* Data *
* BEGIN *

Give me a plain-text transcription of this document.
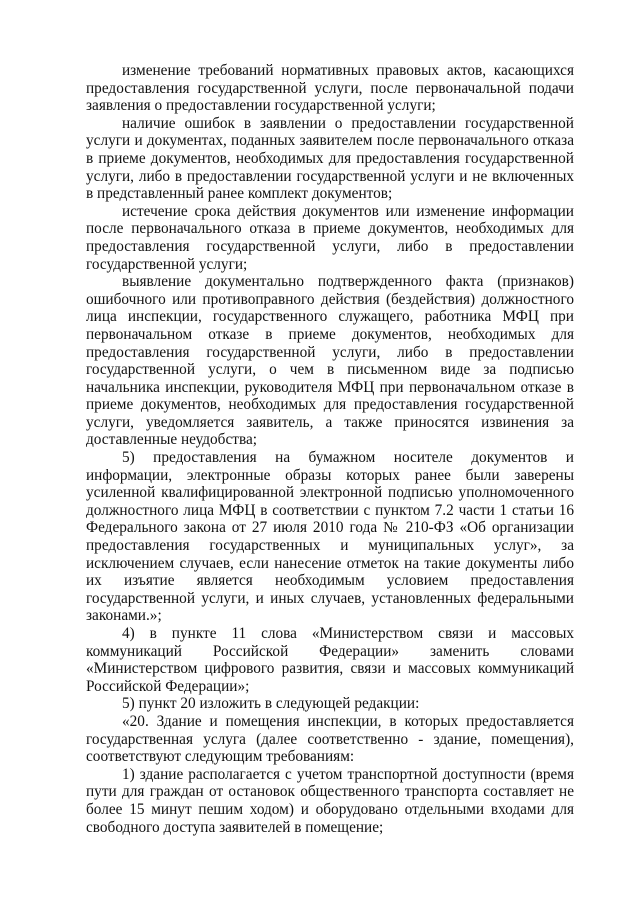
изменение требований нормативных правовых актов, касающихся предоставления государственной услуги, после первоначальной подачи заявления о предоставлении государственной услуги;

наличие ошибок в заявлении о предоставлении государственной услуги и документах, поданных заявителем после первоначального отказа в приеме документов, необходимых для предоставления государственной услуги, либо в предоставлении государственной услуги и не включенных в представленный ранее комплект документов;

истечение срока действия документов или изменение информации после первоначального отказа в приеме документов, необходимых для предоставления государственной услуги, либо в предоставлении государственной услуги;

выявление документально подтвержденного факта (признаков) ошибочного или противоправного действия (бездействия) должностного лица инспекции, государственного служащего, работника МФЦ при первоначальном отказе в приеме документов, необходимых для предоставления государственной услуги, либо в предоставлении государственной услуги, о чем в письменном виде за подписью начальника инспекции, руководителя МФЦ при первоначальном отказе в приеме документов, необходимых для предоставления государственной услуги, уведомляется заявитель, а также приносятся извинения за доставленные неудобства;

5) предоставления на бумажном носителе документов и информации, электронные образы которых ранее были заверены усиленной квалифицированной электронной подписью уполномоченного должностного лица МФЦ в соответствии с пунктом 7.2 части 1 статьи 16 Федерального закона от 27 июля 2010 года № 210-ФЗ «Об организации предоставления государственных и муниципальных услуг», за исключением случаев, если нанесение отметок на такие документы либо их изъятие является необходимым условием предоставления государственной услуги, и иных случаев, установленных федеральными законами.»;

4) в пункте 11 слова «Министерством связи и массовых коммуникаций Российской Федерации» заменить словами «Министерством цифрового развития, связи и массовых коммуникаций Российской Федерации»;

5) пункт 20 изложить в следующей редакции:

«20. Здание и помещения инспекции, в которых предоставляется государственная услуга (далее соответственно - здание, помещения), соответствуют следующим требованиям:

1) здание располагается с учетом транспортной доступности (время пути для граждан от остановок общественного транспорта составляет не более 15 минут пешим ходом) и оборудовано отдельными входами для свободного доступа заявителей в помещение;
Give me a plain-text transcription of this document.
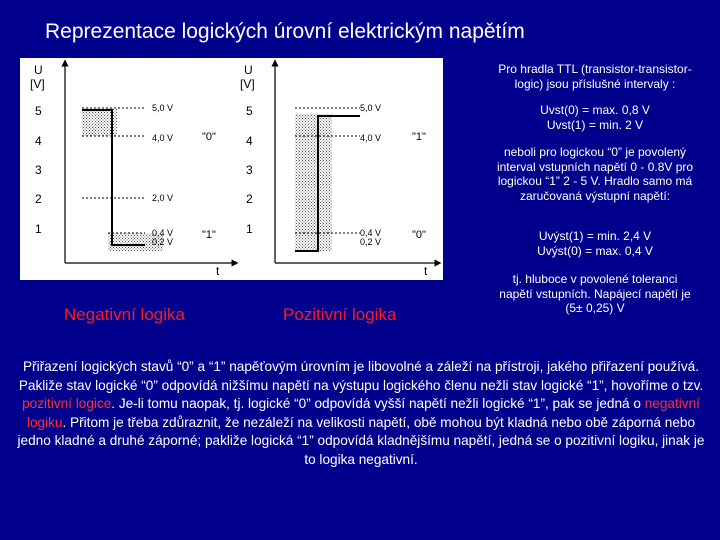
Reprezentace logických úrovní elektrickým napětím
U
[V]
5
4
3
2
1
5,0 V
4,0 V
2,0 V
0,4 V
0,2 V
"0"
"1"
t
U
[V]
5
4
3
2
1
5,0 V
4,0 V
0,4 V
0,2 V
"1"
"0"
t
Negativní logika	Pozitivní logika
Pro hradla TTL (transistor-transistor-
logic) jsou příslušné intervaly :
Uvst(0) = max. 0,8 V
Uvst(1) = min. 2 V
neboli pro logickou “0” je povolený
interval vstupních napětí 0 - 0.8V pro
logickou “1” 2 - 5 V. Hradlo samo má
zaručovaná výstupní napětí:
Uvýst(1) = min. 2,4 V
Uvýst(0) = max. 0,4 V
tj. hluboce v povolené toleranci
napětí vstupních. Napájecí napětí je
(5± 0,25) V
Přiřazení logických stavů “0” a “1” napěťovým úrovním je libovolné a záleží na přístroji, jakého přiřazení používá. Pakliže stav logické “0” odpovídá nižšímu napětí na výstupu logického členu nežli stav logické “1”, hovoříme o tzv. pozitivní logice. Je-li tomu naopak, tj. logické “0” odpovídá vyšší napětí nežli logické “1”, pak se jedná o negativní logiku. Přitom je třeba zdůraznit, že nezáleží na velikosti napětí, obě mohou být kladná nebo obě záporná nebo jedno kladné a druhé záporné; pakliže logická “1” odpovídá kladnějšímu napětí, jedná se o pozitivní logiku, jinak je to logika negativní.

* END *

* Written exercise *
Restate the whole listing above exactly, except for its images.

* The output *
Give me a plain-text transcription of this document.
изменение требований нормативных правовых актов, касающихся предоставления государственной услуги, после первоначальной подачи заявления о предоставлении государственной услуги;

наличие ошибок в заявлении о предоставлении государственной услуги и документах, поданных заявителем после первоначального отказа в приеме документов, необходимых для предоставления государственной услуги, либо в предоставлении государственной услуги и не включенных в представленный ранее комплект документов;

истечение срока действия документов или изменение информации после первоначального отказа в приеме документов, необходимых для предоставления государственной услуги, либо в предоставлении государственной услуги;

выявление документально подтвержденного факта (признаков) ошибочного или противоправного действия (бездействия) должностного лица инспекции, государственного служащего, работника МФЦ при первоначальном отказе в приеме документов, необходимых для предоставления государственной услуги, либо в предоставлении государственной услуги, о чем в письменном виде за подписью начальника инспекции, руководителя МФЦ при первоначальном отказе в приеме документов, необходимых для предоставления государственной услуги, уведомляется заявитель, а также приносятся извинения за доставленные неудобства;

5) предоставления на бумажном носителе документов и информации, электронные образы которых ранее были заверены усиленной квалифицированной электронной подписью уполномоченного должностного лица МФЦ в соответствии с пунктом 7.2 части 1 статьи 16 Федерального закона от 27 июля 2010 года № 210-ФЗ «Об организации предоставления государственных и муниципальных услуг», за исключением случаев, если нанесение отметок на такие документы либо их изъятие является необходимым условием предоставления государственной услуги, и иных случаев, установленных федеральными законами.»;

4) в пункте 11 слова «Министерством связи и массовых коммуникаций Российской Федерации» заменить словами «Министерством цифрового развития, связи и массовых коммуникаций Российской Федерации»;

5) пункт 20 изложить в следующей редакции:

«20. Здание и помещения инспекции, в которых предоставляется государственная услуга (далее соответственно - здание, помещения), соответствуют следующим требованиям:

1) здание располагается с учетом транспортной доступности (время пути для граждан от остановок общественного транспорта составляет не более 15 минут пешим ходом) и оборудовано отдельными входами для свободного доступа заявителей в помещение;
Give me a plain-text transcription of this document.
Reprezentace logických úrovní elektrickým napětím
U
[V]
5
4
3
2
1
5,0 V
4,0 V
2,0 V
0,4 V
0,2 V
"0"
"1"
t
U
[V]
5
4
3
2
1
5,0 V
4,0 V
0,4 V
0,2 V
"1"
"0"
t
Negativní logika	Pozitivní logika
Pro hradla TTL (transistor-transistor-
logic) jsou příslušné intervaly :
Uvst(0) = max. 0,8 V
Uvst(1) = min. 2 V
neboli pro logickou “0” je povolený
interval vstupních napětí 0 - 0.8V pro
logickou “1” 2 - 5 V. Hradlo samo má
zaručovaná výstupní napětí:
Uvýst(1) = min. 2,4 V
Uvýst(0) = max. 0,4 V
tj. hluboce v povolené toleranci
napětí vstupních. Napájecí napětí je
(5± 0,25) V
Přiřazení logických stavů “0” a “1” napěťovým úrovním je libovolné a záleží na přístroji, jakého přiřazení používá. Pakliže stav logické “0” odpovídá nižšímu napětí na výstupu logického členu nežli stav logické “1”, hovoříme o tzv. pozitivní logice. Je-li tomu naopak, tj. logické “0” odpovídá vyšší napětí nežli logické “1”, pak se jedná o negativní logiku. Přitom je třeba zdůraznit, že nezáleží na velikosti napětí, obě mohou být kladná nebo obě záporná nebo jedno kladné a druhé záporné; pakliže logická “1” odpovídá kladnějšímu napětí, jedná se o pozitivní logiku, jinak je to logika negativní.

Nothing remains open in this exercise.